**TASK DESCRIPTION**
If a line in the records below contains the word "solution", copy it.

**Dataset entries for page text**
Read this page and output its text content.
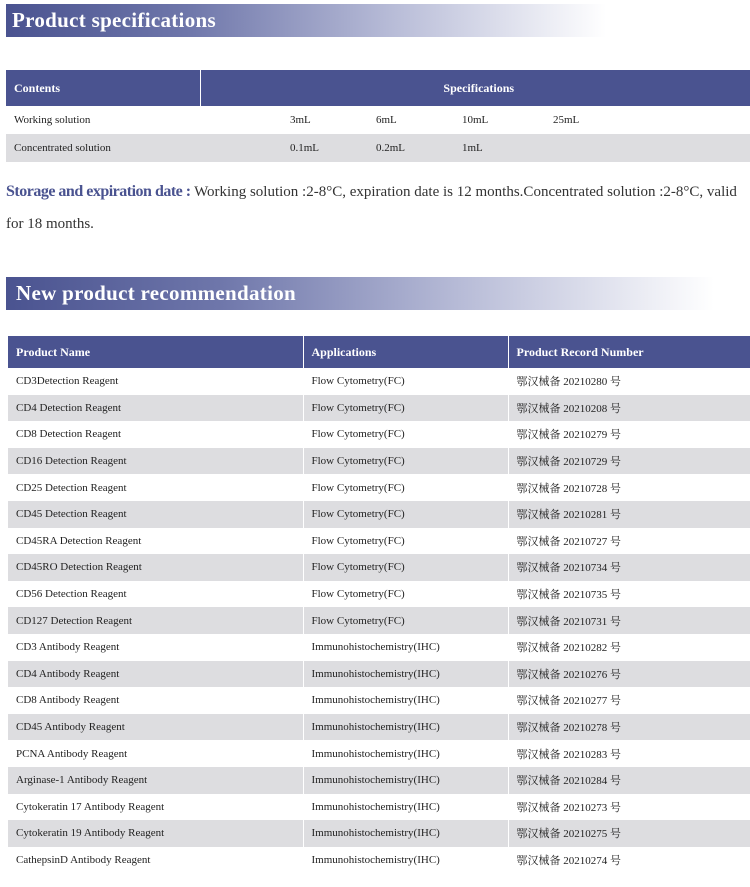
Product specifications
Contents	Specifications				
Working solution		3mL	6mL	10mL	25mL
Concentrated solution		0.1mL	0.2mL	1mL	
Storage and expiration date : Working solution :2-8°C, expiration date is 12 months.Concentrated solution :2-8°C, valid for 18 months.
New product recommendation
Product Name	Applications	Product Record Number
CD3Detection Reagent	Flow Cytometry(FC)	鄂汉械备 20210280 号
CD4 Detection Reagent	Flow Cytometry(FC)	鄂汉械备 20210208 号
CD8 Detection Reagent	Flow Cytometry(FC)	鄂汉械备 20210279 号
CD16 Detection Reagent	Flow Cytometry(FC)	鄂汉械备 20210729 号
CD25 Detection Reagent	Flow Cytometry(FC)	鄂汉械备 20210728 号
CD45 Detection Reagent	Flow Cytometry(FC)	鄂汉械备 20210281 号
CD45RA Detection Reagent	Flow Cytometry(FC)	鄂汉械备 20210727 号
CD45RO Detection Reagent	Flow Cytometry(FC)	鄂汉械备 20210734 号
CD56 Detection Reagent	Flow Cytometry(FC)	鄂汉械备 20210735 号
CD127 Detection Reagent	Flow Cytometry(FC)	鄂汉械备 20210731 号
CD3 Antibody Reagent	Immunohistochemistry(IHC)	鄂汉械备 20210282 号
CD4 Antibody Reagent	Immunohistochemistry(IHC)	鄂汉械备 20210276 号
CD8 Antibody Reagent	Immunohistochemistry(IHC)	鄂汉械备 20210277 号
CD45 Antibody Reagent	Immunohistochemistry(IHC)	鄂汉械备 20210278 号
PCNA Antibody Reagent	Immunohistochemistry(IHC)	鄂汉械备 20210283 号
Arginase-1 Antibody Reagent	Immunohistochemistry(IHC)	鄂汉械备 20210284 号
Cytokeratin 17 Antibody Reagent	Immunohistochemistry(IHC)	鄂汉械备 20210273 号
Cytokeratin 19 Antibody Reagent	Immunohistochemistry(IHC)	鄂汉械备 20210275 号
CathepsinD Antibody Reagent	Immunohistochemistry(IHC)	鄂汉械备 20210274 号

**ANSWER TO THE EXERCISE**
Working solution		3mL	6mL	10mL	25mL
Concentrated solution		0.1mL	0.2mL	1mL	
Storage and expiration date : Working solution :2-8°C, expiration date is 12 months.Concentrated solution :2-8°C, valid for 18 months.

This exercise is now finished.